▶ [Supplied information]
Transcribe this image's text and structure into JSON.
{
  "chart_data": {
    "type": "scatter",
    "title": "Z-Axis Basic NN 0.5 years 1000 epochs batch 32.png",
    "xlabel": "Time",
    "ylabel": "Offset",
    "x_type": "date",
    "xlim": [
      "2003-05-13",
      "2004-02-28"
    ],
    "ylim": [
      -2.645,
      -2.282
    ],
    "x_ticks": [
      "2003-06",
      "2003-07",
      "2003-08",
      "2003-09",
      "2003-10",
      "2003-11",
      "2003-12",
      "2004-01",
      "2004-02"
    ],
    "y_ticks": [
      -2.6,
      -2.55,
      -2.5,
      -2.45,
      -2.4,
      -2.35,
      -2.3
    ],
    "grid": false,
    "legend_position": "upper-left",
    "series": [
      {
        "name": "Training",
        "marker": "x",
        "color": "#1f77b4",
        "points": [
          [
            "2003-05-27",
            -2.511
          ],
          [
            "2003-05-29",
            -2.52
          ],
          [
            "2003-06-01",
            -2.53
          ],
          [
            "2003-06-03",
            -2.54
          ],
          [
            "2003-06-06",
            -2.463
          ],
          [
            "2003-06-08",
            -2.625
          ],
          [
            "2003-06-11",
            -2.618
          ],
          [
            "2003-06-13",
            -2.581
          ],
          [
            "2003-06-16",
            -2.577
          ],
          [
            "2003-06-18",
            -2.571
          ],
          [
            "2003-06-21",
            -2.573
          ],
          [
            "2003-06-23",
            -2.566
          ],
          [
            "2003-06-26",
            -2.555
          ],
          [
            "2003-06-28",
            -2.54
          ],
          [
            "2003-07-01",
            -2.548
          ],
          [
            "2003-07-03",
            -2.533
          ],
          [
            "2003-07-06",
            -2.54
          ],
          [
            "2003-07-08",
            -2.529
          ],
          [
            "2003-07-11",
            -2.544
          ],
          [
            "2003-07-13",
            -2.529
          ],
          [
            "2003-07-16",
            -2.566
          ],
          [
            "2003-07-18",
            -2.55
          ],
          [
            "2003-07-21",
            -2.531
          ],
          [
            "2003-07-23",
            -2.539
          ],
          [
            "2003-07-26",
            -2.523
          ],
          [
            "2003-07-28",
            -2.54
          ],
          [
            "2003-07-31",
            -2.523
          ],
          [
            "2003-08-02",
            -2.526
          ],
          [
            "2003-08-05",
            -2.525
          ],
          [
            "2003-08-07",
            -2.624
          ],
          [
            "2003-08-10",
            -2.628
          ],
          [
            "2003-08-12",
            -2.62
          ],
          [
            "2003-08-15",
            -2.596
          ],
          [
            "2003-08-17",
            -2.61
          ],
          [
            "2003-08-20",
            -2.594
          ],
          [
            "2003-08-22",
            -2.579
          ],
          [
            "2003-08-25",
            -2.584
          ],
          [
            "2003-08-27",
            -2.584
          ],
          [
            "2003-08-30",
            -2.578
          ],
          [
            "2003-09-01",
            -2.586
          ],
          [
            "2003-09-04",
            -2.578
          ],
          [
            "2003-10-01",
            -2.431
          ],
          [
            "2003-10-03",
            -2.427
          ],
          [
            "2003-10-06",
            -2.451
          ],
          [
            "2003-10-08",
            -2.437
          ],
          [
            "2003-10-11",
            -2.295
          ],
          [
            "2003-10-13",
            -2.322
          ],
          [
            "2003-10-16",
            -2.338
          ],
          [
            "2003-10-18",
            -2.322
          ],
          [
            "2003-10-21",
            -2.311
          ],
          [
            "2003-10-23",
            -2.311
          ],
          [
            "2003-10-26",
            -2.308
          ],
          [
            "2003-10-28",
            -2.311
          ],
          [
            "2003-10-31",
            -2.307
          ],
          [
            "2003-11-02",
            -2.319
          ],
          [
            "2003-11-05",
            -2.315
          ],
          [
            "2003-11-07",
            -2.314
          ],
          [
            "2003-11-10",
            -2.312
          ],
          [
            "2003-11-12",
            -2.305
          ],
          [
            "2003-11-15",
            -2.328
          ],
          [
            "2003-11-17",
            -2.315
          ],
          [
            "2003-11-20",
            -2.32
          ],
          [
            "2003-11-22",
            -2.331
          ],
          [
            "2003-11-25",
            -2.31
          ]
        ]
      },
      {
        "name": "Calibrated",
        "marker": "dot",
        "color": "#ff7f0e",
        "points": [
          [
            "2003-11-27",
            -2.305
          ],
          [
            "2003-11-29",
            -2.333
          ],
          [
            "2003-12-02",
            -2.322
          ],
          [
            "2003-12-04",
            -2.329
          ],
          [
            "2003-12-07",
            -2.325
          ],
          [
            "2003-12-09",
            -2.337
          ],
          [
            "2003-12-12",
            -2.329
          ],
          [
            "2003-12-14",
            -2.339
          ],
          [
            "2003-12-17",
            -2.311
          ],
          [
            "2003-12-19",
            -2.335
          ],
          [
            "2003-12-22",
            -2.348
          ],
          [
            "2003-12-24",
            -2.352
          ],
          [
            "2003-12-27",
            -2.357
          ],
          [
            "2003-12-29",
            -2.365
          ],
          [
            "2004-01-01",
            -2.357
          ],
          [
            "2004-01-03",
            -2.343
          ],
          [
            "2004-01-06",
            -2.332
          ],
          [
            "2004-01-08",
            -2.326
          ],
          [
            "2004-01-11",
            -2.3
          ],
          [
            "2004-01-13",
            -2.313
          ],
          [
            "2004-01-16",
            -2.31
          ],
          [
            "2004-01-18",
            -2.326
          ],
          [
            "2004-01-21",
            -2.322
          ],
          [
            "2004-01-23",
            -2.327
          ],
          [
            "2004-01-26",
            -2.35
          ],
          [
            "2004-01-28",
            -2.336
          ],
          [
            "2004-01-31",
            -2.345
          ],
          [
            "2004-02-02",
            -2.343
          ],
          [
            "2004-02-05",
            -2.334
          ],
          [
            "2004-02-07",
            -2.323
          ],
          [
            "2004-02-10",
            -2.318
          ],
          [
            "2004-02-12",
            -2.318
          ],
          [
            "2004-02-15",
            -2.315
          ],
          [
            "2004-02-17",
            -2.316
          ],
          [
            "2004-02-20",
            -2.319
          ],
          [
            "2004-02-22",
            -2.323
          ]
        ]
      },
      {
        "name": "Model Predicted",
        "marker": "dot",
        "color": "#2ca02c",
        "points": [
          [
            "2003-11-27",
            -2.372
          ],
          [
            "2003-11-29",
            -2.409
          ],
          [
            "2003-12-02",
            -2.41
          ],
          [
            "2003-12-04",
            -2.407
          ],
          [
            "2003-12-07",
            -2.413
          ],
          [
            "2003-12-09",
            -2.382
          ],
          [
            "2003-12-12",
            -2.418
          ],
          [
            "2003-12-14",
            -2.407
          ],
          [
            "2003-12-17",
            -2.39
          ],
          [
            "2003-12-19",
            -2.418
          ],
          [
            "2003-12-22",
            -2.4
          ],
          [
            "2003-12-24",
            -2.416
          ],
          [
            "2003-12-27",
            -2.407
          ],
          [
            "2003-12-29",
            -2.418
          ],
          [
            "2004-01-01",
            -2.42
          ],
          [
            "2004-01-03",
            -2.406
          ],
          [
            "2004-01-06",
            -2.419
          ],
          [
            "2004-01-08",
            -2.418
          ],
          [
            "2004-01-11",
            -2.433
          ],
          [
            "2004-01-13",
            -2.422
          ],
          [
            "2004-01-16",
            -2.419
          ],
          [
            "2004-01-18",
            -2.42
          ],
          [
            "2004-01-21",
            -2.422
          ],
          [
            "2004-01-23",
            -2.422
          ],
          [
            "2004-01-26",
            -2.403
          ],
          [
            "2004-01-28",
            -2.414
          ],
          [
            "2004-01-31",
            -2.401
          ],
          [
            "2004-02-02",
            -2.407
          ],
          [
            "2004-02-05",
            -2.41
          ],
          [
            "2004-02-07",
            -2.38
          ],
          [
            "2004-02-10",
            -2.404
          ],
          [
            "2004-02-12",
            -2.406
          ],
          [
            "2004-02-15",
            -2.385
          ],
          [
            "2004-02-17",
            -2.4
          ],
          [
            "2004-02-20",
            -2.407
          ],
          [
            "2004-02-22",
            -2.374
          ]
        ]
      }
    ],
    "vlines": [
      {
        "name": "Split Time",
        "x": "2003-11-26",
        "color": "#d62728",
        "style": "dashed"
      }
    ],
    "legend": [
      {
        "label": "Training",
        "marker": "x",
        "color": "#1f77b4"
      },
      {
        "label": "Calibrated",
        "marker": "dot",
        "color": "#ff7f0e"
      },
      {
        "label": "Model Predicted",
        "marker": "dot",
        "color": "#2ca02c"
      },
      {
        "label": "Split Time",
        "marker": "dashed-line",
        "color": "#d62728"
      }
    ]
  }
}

▶ [What the exercise asks]
Your answer should be a single number: the count of lines that contain "Model".

▶ [Exercise answer]
2